- Given records:
>> Start

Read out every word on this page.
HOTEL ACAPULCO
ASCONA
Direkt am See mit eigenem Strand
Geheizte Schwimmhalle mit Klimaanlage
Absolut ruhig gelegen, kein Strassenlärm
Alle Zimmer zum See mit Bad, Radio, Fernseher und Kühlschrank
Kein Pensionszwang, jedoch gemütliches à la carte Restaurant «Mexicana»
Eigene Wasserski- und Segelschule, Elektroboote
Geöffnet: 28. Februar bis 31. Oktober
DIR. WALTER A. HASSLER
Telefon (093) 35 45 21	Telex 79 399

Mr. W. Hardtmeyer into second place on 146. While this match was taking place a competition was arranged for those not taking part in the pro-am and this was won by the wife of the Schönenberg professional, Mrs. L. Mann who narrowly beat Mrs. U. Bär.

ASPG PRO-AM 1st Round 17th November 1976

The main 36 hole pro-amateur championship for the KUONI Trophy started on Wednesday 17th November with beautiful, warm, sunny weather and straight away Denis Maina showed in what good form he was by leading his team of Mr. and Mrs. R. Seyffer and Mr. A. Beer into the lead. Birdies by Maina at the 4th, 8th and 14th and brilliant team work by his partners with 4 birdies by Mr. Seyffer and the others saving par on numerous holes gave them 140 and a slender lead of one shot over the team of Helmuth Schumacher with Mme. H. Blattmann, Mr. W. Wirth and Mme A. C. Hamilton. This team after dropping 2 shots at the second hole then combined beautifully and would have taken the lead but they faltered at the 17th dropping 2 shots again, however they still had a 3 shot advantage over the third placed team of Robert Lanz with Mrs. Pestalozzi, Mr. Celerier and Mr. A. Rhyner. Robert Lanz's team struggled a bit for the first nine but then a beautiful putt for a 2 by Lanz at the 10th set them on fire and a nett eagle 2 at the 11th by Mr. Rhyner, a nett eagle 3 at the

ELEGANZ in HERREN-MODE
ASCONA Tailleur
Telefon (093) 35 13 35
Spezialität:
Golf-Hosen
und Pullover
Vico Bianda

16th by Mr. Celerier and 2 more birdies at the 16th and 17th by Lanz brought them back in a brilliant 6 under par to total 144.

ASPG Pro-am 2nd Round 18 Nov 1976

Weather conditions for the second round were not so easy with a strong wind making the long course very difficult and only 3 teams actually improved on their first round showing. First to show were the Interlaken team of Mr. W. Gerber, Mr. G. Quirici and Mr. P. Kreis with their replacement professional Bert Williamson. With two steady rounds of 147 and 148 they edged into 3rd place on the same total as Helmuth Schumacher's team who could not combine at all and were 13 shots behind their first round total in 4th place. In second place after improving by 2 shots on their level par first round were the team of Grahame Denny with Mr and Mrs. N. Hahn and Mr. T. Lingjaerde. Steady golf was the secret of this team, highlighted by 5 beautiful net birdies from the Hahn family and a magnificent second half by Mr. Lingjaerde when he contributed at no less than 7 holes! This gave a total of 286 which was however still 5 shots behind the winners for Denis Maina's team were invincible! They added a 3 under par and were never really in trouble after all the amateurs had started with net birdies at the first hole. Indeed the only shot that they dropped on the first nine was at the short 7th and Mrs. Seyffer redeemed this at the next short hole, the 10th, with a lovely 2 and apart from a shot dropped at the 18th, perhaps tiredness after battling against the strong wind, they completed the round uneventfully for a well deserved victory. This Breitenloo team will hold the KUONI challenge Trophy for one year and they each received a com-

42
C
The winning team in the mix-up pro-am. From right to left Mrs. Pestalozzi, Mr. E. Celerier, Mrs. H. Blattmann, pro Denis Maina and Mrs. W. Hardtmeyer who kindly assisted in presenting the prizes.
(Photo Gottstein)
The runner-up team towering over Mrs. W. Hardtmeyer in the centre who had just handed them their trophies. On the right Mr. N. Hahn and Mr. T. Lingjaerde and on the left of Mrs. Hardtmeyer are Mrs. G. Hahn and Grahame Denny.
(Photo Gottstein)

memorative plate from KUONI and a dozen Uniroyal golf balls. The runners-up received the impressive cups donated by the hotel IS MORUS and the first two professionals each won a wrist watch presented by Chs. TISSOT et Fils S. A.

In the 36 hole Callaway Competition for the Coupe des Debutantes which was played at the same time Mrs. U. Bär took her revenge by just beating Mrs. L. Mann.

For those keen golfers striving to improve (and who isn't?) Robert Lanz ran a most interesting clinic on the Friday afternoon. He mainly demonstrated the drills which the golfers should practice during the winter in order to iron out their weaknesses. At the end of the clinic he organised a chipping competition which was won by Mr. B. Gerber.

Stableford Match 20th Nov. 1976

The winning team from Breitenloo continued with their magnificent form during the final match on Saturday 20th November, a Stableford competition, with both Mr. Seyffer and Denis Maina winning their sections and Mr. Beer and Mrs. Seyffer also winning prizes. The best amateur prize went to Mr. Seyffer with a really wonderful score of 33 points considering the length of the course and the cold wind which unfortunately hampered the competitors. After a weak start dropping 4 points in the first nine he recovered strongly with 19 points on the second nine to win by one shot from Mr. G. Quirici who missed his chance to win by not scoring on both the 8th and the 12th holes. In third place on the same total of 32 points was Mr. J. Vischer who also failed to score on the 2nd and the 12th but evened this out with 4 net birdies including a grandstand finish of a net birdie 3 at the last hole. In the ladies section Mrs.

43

>> End

- Goal:
All of the entries above should be written out again exactly.

- Reply to the exercise:
Read out every word on this page.
HOTEL ACAPULCO
ASCONA
Direkt am See mit eigenem Strand
Geheizte Schwimmhalle mit Klimaanlage
Absolut ruhig gelegen, kein Strassenlärm
Alle Zimmer zum See mit Bad, Radio, Fernseher und Kühlschrank
Kein Pensionszwang, jedoch gemütliches à la carte Restaurant «Mexicana»
Eigene Wasserski- und Segelschule, Elektroboote
Geöffnet: 28. Februar bis 31. Oktober
DIR. WALTER A. HASSLER
Telefon (093) 35 45 21	Telex 79 399

Mr. W. Hardtmeyer into second place on 146. While this match was taking place a competition was arranged for those not taking part in the pro-am and this was won by the wife of the Schönenberg professional, Mrs. L. Mann who narrowly beat Mrs. U. Bär.

ASPG PRO-AM 1st Round 17th November 1976

The main 36 hole pro-amateur championship for the KUONI Trophy started on Wednesday 17th November with beautiful, warm, sunny weather and straight away Denis Maina showed in what good form he was by leading his team of Mr. and Mrs. R. Seyffer and Mr. A. Beer into the lead. Birdies by Maina at the 4th, 8th and 14th and brilliant team work by his partners with 4 birdies by Mr. Seyffer and the others saving par on numerous holes gave them 140 and a slender lead of one shot over the team of Helmuth Schumacher with Mme. H. Blattmann, Mr. W. Wirth and Mme A. C. Hamilton. This team after dropping 2 shots at the second hole then combined beautifully and would have taken the lead but they faltered at the 17th dropping 2 shots again, however they still had a 3 shot advantage over the third placed team of Robert Lanz with Mrs. Pestalozzi, Mr. Celerier and Mr. A. Rhyner. Robert Lanz's team struggled a bit for the first nine but then a beautiful putt for a 2 by Lanz at the 10th set them on fire and a nett eagle 2 at the 11th by Mr. Rhyner, a nett eagle 3 at the

ELEGANZ in HERREN-MODE
ASCONA Tailleur
Telefon (093) 35 13 35
Spezialität:
Golf-Hosen
und Pullover
Vico Bianda

16th by Mr. Celerier and 2 more birdies at the 16th and 17th by Lanz brought them back in a brilliant 6 under par to total 144.

ASPG Pro-am 2nd Round 18 Nov 1976

Weather conditions for the second round were not so easy with a strong wind making the long course very difficult and only 3 teams actually improved on their first round showing. First to show were the Interlaken team of Mr. W. Gerber, Mr. G. Quirici and Mr. P. Kreis with their replacement professional Bert Williamson. With two steady rounds of 147 and 148 they edged into 3rd place on the same total as Helmuth Schumacher's team who could not combine at all and were 13 shots behind their first round total in 4th place. In second place after improving by 2 shots on their level par first round were the team of Grahame Denny with Mr and Mrs. N. Hahn and Mr. T. Lingjaerde. Steady golf was the secret of this team, highlighted by 5 beautiful net birdies from the Hahn family and a magnificent second half by Mr. Lingjaerde when he contributed at no less than 7 holes! This gave a total of 286 which was however still 5 shots behind the winners for Denis Maina's team were invincible! They added a 3 under par and were never really in trouble after all the amateurs had started with net birdies at the first hole. Indeed the only shot that they dropped on the first nine was at the short 7th and Mrs. Seyffer redeemed this at the next short hole, the 10th, with a lovely 2 and apart from a shot dropped at the 18th, perhaps tiredness after battling against the strong wind, they completed the round uneventfully for a well deserved victory. This Breitenloo team will hold the KUONI challenge Trophy for one year and they each received a com-

42
C
The winning team in the mix-up pro-am. From right to left Mrs. Pestalozzi, Mr. E. Celerier, Mrs. H. Blattmann, pro Denis Maina and Mrs. W. Hardtmeyer who kindly assisted in presenting the prizes.
(Photo Gottstein)
The runner-up team towering over Mrs. W. Hardtmeyer in the centre who had just handed them their trophies. On the right Mr. N. Hahn and Mr. T. Lingjaerde and on the left of Mrs. Hardtmeyer are Mrs. G. Hahn and Grahame Denny.
(Photo Gottstein)

memorative plate from KUONI and a dozen Uniroyal golf balls. The runners-up received the impressive cups donated by the hotel IS MORUS and the first two professionals each won a wrist watch presented by Chs. TISSOT et Fils S. A.

In the 36 hole Callaway Competition for the Coupe des Debutantes which was played at the same time Mrs. U. Bär took her revenge by just beating Mrs. L. Mann.

For those keen golfers striving to improve (and who isn't?) Robert Lanz ran a most interesting clinic on the Friday afternoon. He mainly demonstrated the drills which the golfers should practice during the winter in order to iron out their weaknesses. At the end of the clinic he organised a chipping competition which was won by Mr. B. Gerber.

Stableford Match 20th Nov. 1976

The winning team from Breitenloo continued with their magnificent form during the final match on Saturday 20th November, a Stableford competition, with both Mr. Seyffer and Denis Maina winning their sections and Mr. Beer and Mrs. Seyffer also winning prizes. The best amateur prize went to Mr. Seyffer with a really wonderful score of 33 points considering the length of the course and the cold wind which unfortunately hampered the competitors. After a weak start dropping 4 points in the first nine he recovered strongly with 19 points on the second nine to win by one shot from Mr. G. Quirici who missed his chance to win by not scoring on both the 8th and the 12th holes. In third place on the same total of 32 points was Mr. J. Vischer who also failed to score on the 2nd and the 12th but evened this out with 4 net birdies including a grandstand finish of a net birdie 3 at the last hole. In the ladies section Mrs.

43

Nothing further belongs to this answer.